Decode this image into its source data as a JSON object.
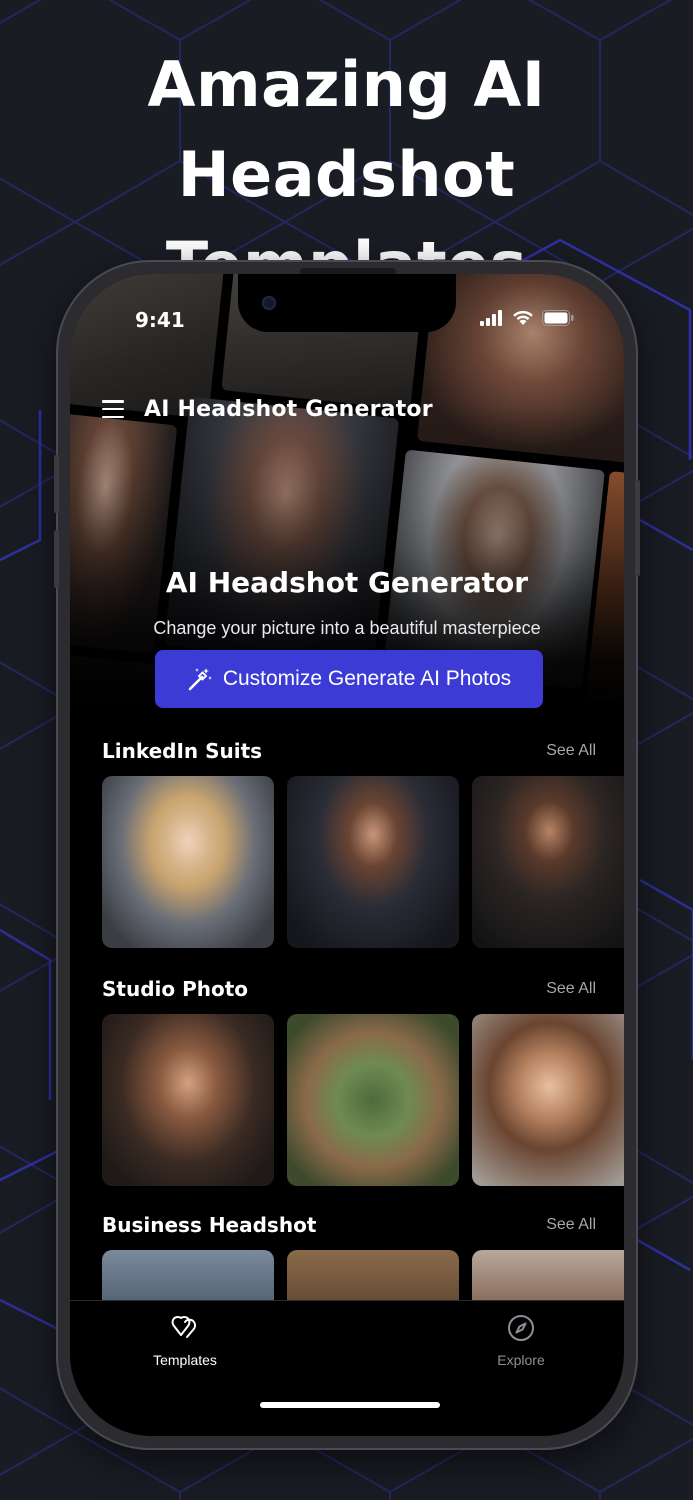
{
  "promo": {
    "title_line1": "Amazing AI",
    "title_line2": "Headshot Templates"
  },
  "status_bar": {
    "time": "9:41",
    "icons": [
      "signal-icon",
      "wifi-icon",
      "battery-icon"
    ]
  },
  "app_bar": {
    "menu_icon": "hamburger-menu-icon",
    "title": "AI Headshot Generator"
  },
  "hero": {
    "heading": "AI Headshot Generator",
    "subtitle": "Change your picture into a beautiful masterpiece",
    "cta_label": "Customize Generate AI Photos",
    "cta_icon": "magic-wand-icon"
  },
  "sections": [
    {
      "title": "LinkedIn Suits",
      "see_all": "See All"
    },
    {
      "title": "Studio Photo",
      "see_all": "See All"
    },
    {
      "title": "Business Headshot",
      "see_all": "See All"
    }
  ],
  "tabs": [
    {
      "label": "Templates",
      "icon": "templates-icon",
      "active": true
    },
    {
      "label": "Explore",
      "icon": "compass-icon",
      "active": false
    }
  ],
  "colors": {
    "accent": "#3d3bd6",
    "background": "#1a1c24",
    "hex_lines": "#2b2f9e",
    "tab_active": "#ffffff",
    "tab_inactive": "#8e8e96"
  }
}
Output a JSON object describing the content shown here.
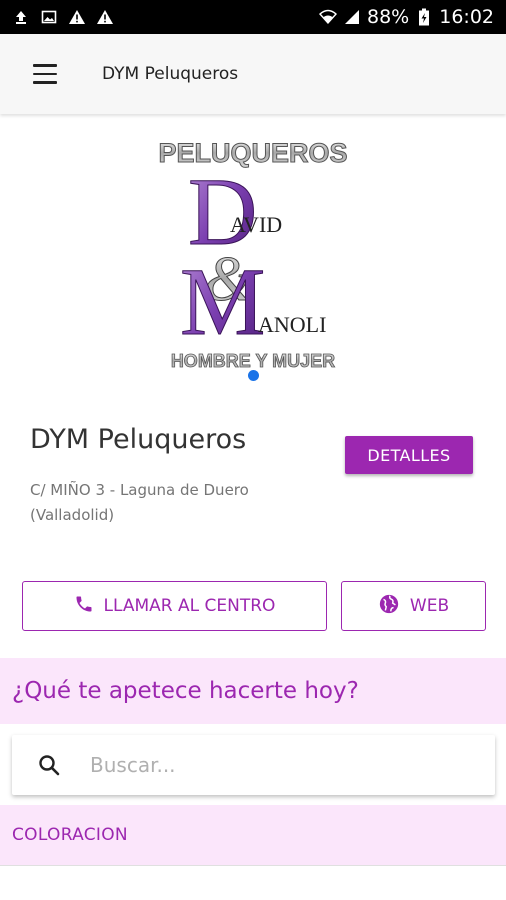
{
  "status_bar": {
    "left_icons": [
      "upload-icon",
      "image-icon",
      "warning-icon",
      "warning-icon"
    ],
    "battery": "88%",
    "time": "16:02"
  },
  "app_bar": {
    "title": "DYM Peluqueros"
  },
  "logo": {
    "top_text": "PELUQUEROS",
    "line1": "AVID",
    "line2": "ANOLI",
    "bottom_text": "HOMBRE Y MUJER"
  },
  "salon": {
    "name": "DYM Peluqueros",
    "details_label": "DETALLES",
    "address": "C/ MIÑO 3 - Laguna de Duero (Valladolid)"
  },
  "actions": {
    "call_label": "LLAMAR AL CENTRO",
    "web_label": "WEB"
  },
  "question": "¿Qué te apetece hacerte hoy?",
  "search": {
    "placeholder": "Buscar..."
  },
  "category": {
    "label": "COLORACION"
  },
  "colors": {
    "accent": "#9c27b0",
    "band_background": "#fbe6fb",
    "dot": "#1a73e8"
  }
}
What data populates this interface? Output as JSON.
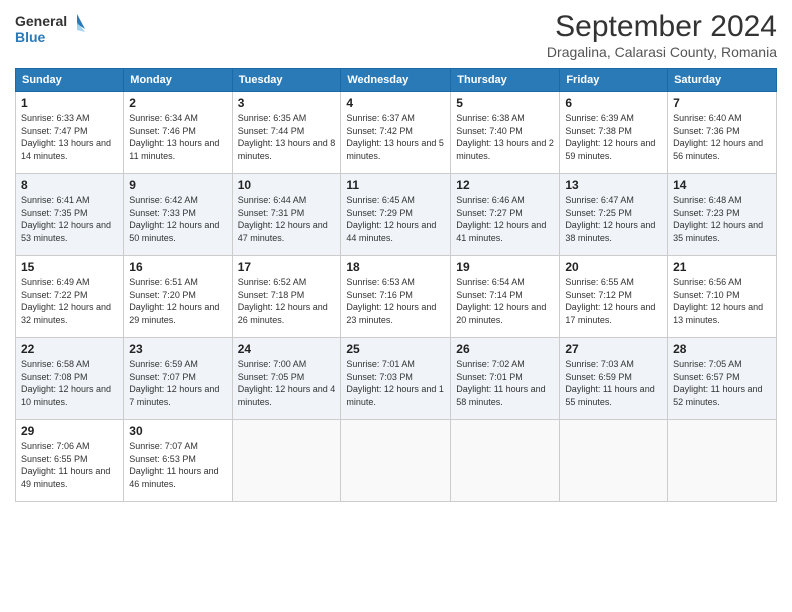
{
  "header": {
    "logo_line1": "General",
    "logo_line2": "Blue",
    "month_title": "September 2024",
    "subtitle": "Dragalina, Calarasi County, Romania"
  },
  "days_of_week": [
    "Sunday",
    "Monday",
    "Tuesday",
    "Wednesday",
    "Thursday",
    "Friday",
    "Saturday"
  ],
  "weeks": [
    [
      {
        "day": "1",
        "sunrise": "6:33 AM",
        "sunset": "7:47 PM",
        "daylight": "13 hours and 14 minutes."
      },
      {
        "day": "2",
        "sunrise": "6:34 AM",
        "sunset": "7:46 PM",
        "daylight": "13 hours and 11 minutes."
      },
      {
        "day": "3",
        "sunrise": "6:35 AM",
        "sunset": "7:44 PM",
        "daylight": "13 hours and 8 minutes."
      },
      {
        "day": "4",
        "sunrise": "6:37 AM",
        "sunset": "7:42 PM",
        "daylight": "13 hours and 5 minutes."
      },
      {
        "day": "5",
        "sunrise": "6:38 AM",
        "sunset": "7:40 PM",
        "daylight": "13 hours and 2 minutes."
      },
      {
        "day": "6",
        "sunrise": "6:39 AM",
        "sunset": "7:38 PM",
        "daylight": "12 hours and 59 minutes."
      },
      {
        "day": "7",
        "sunrise": "6:40 AM",
        "sunset": "7:36 PM",
        "daylight": "12 hours and 56 minutes."
      }
    ],
    [
      {
        "day": "8",
        "sunrise": "6:41 AM",
        "sunset": "7:35 PM",
        "daylight": "12 hours and 53 minutes."
      },
      {
        "day": "9",
        "sunrise": "6:42 AM",
        "sunset": "7:33 PM",
        "daylight": "12 hours and 50 minutes."
      },
      {
        "day": "10",
        "sunrise": "6:44 AM",
        "sunset": "7:31 PM",
        "daylight": "12 hours and 47 minutes."
      },
      {
        "day": "11",
        "sunrise": "6:45 AM",
        "sunset": "7:29 PM",
        "daylight": "12 hours and 44 minutes."
      },
      {
        "day": "12",
        "sunrise": "6:46 AM",
        "sunset": "7:27 PM",
        "daylight": "12 hours and 41 minutes."
      },
      {
        "day": "13",
        "sunrise": "6:47 AM",
        "sunset": "7:25 PM",
        "daylight": "12 hours and 38 minutes."
      },
      {
        "day": "14",
        "sunrise": "6:48 AM",
        "sunset": "7:23 PM",
        "daylight": "12 hours and 35 minutes."
      }
    ],
    [
      {
        "day": "15",
        "sunrise": "6:49 AM",
        "sunset": "7:22 PM",
        "daylight": "12 hours and 32 minutes."
      },
      {
        "day": "16",
        "sunrise": "6:51 AM",
        "sunset": "7:20 PM",
        "daylight": "12 hours and 29 minutes."
      },
      {
        "day": "17",
        "sunrise": "6:52 AM",
        "sunset": "7:18 PM",
        "daylight": "12 hours and 26 minutes."
      },
      {
        "day": "18",
        "sunrise": "6:53 AM",
        "sunset": "7:16 PM",
        "daylight": "12 hours and 23 minutes."
      },
      {
        "day": "19",
        "sunrise": "6:54 AM",
        "sunset": "7:14 PM",
        "daylight": "12 hours and 20 minutes."
      },
      {
        "day": "20",
        "sunrise": "6:55 AM",
        "sunset": "7:12 PM",
        "daylight": "12 hours and 17 minutes."
      },
      {
        "day": "21",
        "sunrise": "6:56 AM",
        "sunset": "7:10 PM",
        "daylight": "12 hours and 13 minutes."
      }
    ],
    [
      {
        "day": "22",
        "sunrise": "6:58 AM",
        "sunset": "7:08 PM",
        "daylight": "12 hours and 10 minutes."
      },
      {
        "day": "23",
        "sunrise": "6:59 AM",
        "sunset": "7:07 PM",
        "daylight": "12 hours and 7 minutes."
      },
      {
        "day": "24",
        "sunrise": "7:00 AM",
        "sunset": "7:05 PM",
        "daylight": "12 hours and 4 minutes."
      },
      {
        "day": "25",
        "sunrise": "7:01 AM",
        "sunset": "7:03 PM",
        "daylight": "12 hours and 1 minute."
      },
      {
        "day": "26",
        "sunrise": "7:02 AM",
        "sunset": "7:01 PM",
        "daylight": "11 hours and 58 minutes."
      },
      {
        "day": "27",
        "sunrise": "7:03 AM",
        "sunset": "6:59 PM",
        "daylight": "11 hours and 55 minutes."
      },
      {
        "day": "28",
        "sunrise": "7:05 AM",
        "sunset": "6:57 PM",
        "daylight": "11 hours and 52 minutes."
      }
    ],
    [
      {
        "day": "29",
        "sunrise": "7:06 AM",
        "sunset": "6:55 PM",
        "daylight": "11 hours and 49 minutes."
      },
      {
        "day": "30",
        "sunrise": "7:07 AM",
        "sunset": "6:53 PM",
        "daylight": "11 hours and 46 minutes."
      },
      null,
      null,
      null,
      null,
      null
    ]
  ],
  "labels": {
    "sunrise": "Sunrise:",
    "sunset": "Sunset:",
    "daylight": "Daylight:"
  }
}
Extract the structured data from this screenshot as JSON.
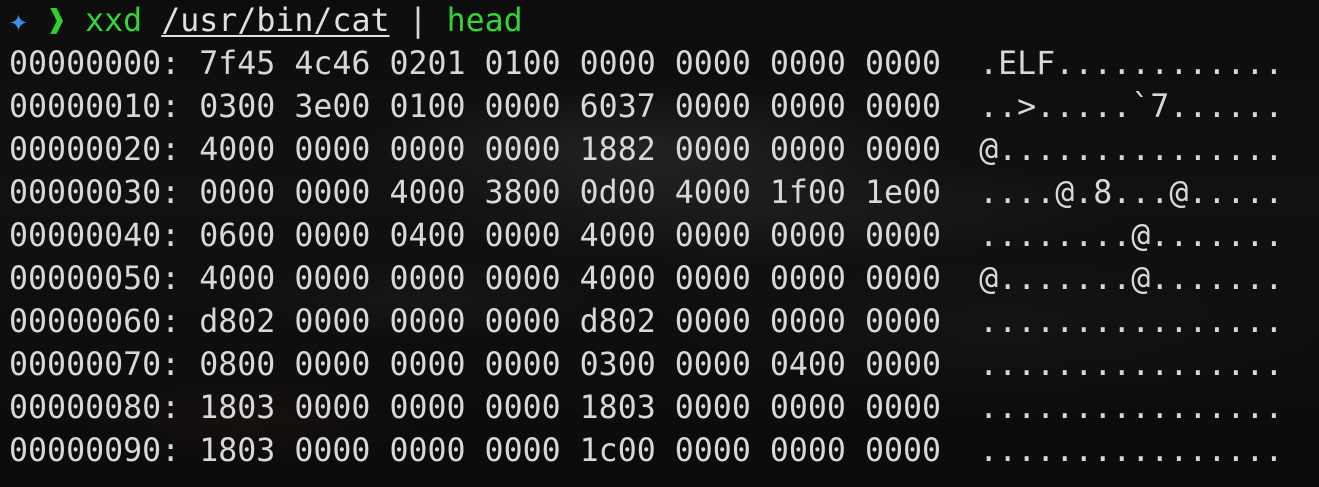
{
  "prompt": {
    "symbol": "✦",
    "arrow": "❱",
    "command": "xxd",
    "path": "/usr/bin/cat",
    "pipe": "|",
    "filter": "head"
  },
  "rows": [
    {
      "offset": "00000000:",
      "hex": "7f45 4c46 0201 0100 0000 0000 0000 0000",
      "ascii": ".ELF............"
    },
    {
      "offset": "00000010:",
      "hex": "0300 3e00 0100 0000 6037 0000 0000 0000",
      "ascii": "..>.....`7......"
    },
    {
      "offset": "00000020:",
      "hex": "4000 0000 0000 0000 1882 0000 0000 0000",
      "ascii": "@..............."
    },
    {
      "offset": "00000030:",
      "hex": "0000 0000 4000 3800 0d00 4000 1f00 1e00",
      "ascii": "....@.8...@....."
    },
    {
      "offset": "00000040:",
      "hex": "0600 0000 0400 0000 4000 0000 0000 0000",
      "ascii": "........@......."
    },
    {
      "offset": "00000050:",
      "hex": "4000 0000 0000 0000 4000 0000 0000 0000",
      "ascii": "@.......@......."
    },
    {
      "offset": "00000060:",
      "hex": "d802 0000 0000 0000 d802 0000 0000 0000",
      "ascii": "................"
    },
    {
      "offset": "00000070:",
      "hex": "0800 0000 0000 0000 0300 0000 0400 0000",
      "ascii": "................"
    },
    {
      "offset": "00000080:",
      "hex": "1803 0000 0000 0000 1803 0000 0000 0000",
      "ascii": "................"
    },
    {
      "offset": "00000090:",
      "hex": "1803 0000 0000 0000 1c00 0000 0000 0000",
      "ascii": "................"
    }
  ]
}
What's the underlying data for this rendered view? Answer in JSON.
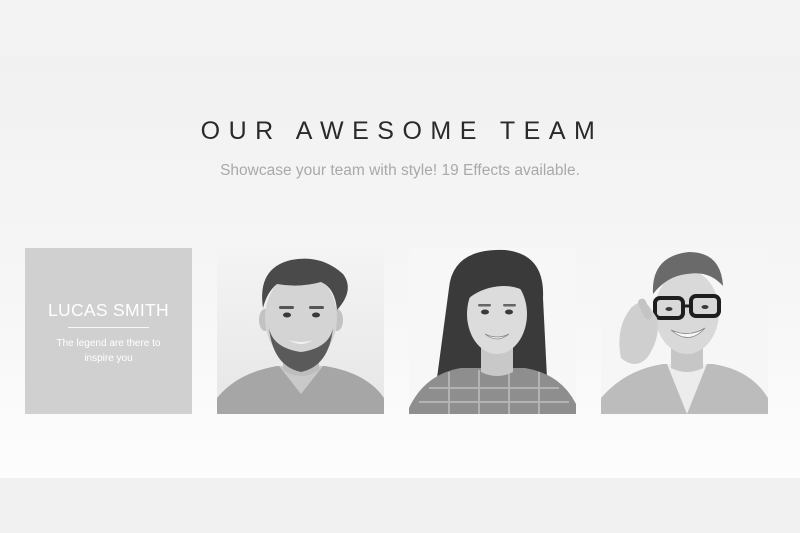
{
  "section": {
    "title": "OUR AWESOME TEAM",
    "subtitle": "Showcase your team with style! 19 Effects available."
  },
  "team": [
    {
      "name": "LUCAS SMITH",
      "description": "The legend are there to inspire you",
      "state": "hover-overlay"
    },
    {
      "photo": "man-with-beard-portrait",
      "state": "default"
    },
    {
      "photo": "woman-long-hair-portrait",
      "state": "default"
    },
    {
      "photo": "man-with-glasses-portrait",
      "state": "default"
    }
  ],
  "colors": {
    "background": "#f2f2f2",
    "overlay": "#d0d0d0",
    "title": "#2a2a2a",
    "subtitle": "#a9a9a9"
  }
}
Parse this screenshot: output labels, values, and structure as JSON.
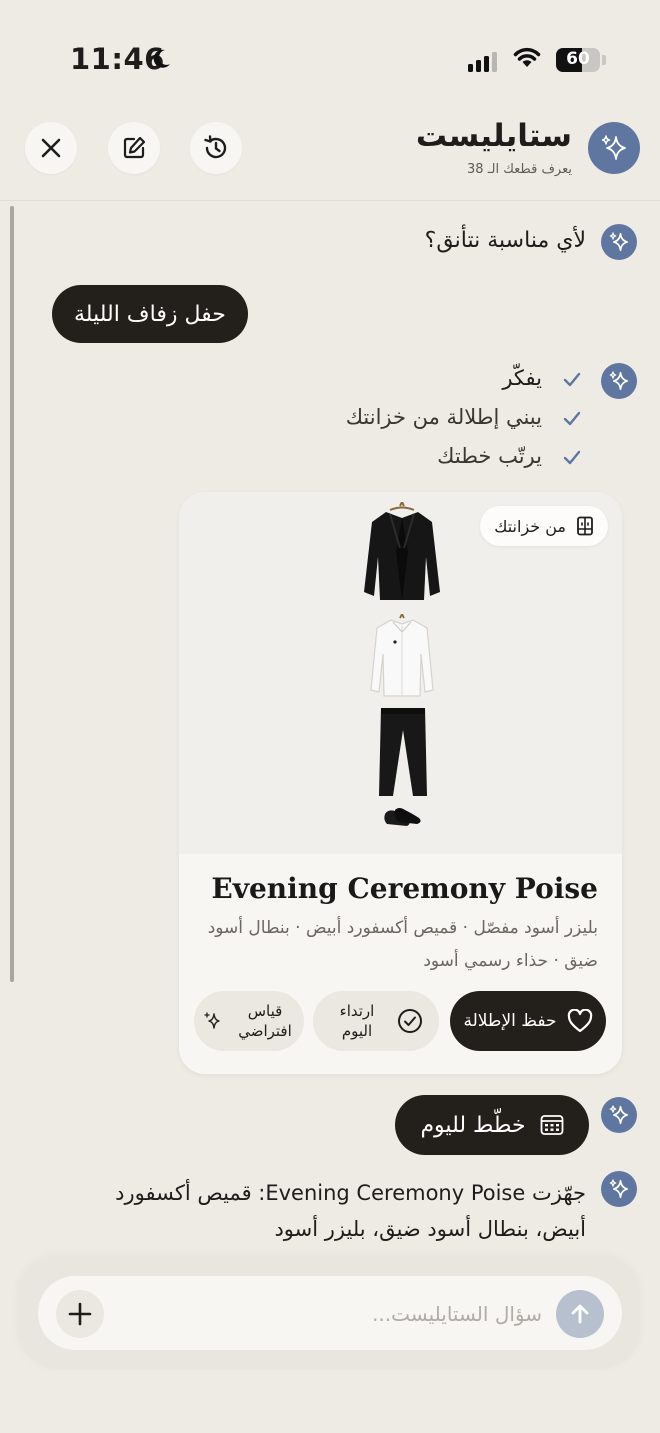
{
  "status_bar": {
    "time": "11:46",
    "battery": "60"
  },
  "header": {
    "title": "ستايليست",
    "subtitle": "يعرف قطعك الـ 38"
  },
  "chat": {
    "ai_question": "لأي مناسبة نتأنق؟",
    "user_message": "حفل زفاف الليلة",
    "steps": [
      {
        "label": "يفكّر",
        "done": true
      },
      {
        "label": "يبني إطلالة من خزانتك",
        "done": true
      },
      {
        "label": "يرتّب خطتك",
        "done": true
      }
    ],
    "outfit_card": {
      "badge": "من خزانتك",
      "title": "Evening Ceremony Poise",
      "description": "بليزر أسود مفصّل · قميص أكسفورد أبيض · بنطال أسود ضيق · حذاء رسمي أسود",
      "items": [
        "black-blazer",
        "white-oxford-shirt",
        "black-slim-trousers",
        "black-dress-shoes"
      ],
      "save_label": "حفظ الإطلالة",
      "wear_today_label": "ارتداء اليوم",
      "virtual_tryon_label": "قياس افتراضي"
    },
    "plan_button": "خطّط لليوم",
    "final_message": "جهّزت Evening Ceremony Poise: قميص أكسفورد أبيض، بنطال أسود ضيق، بليزر أسود"
  },
  "composer": {
    "placeholder": "سؤال الستايليست..."
  },
  "colors": {
    "accent": "#5f77a0",
    "dark": "#231f1b",
    "background": "#eeebe5"
  },
  "icons": [
    "close-icon",
    "compose-icon",
    "history-icon",
    "sparkle-icon",
    "check-icon",
    "wardrobe-icon",
    "heart-icon",
    "checkmark-circle-icon",
    "sparkle-small-icon",
    "calendar-icon",
    "plus-icon",
    "arrow-up-icon"
  ]
}
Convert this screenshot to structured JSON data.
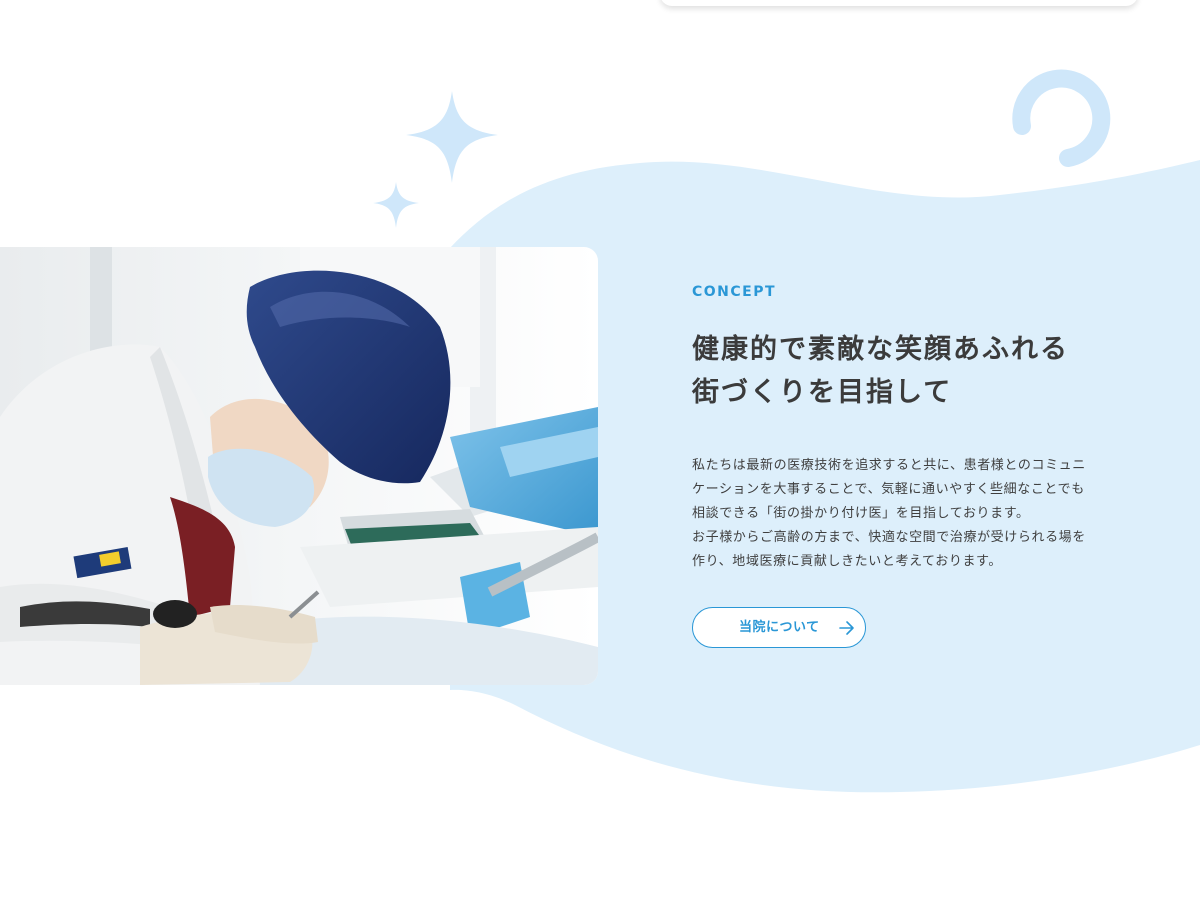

● **Goal**
Scan the material above for the string "بنطال" and report each line where you find it.

● **Solution to this task**
      "description": "بليزر أسود مفصّل · قميص أكسفورد أبيض · بنطال أسود ضيق · حذاء رسمي أسود",
    "final_message": "جهّزت Evening Ceremony Poise: قميص أكسفورد أبيض، بنطال أسود ضيق، بليزر أسود"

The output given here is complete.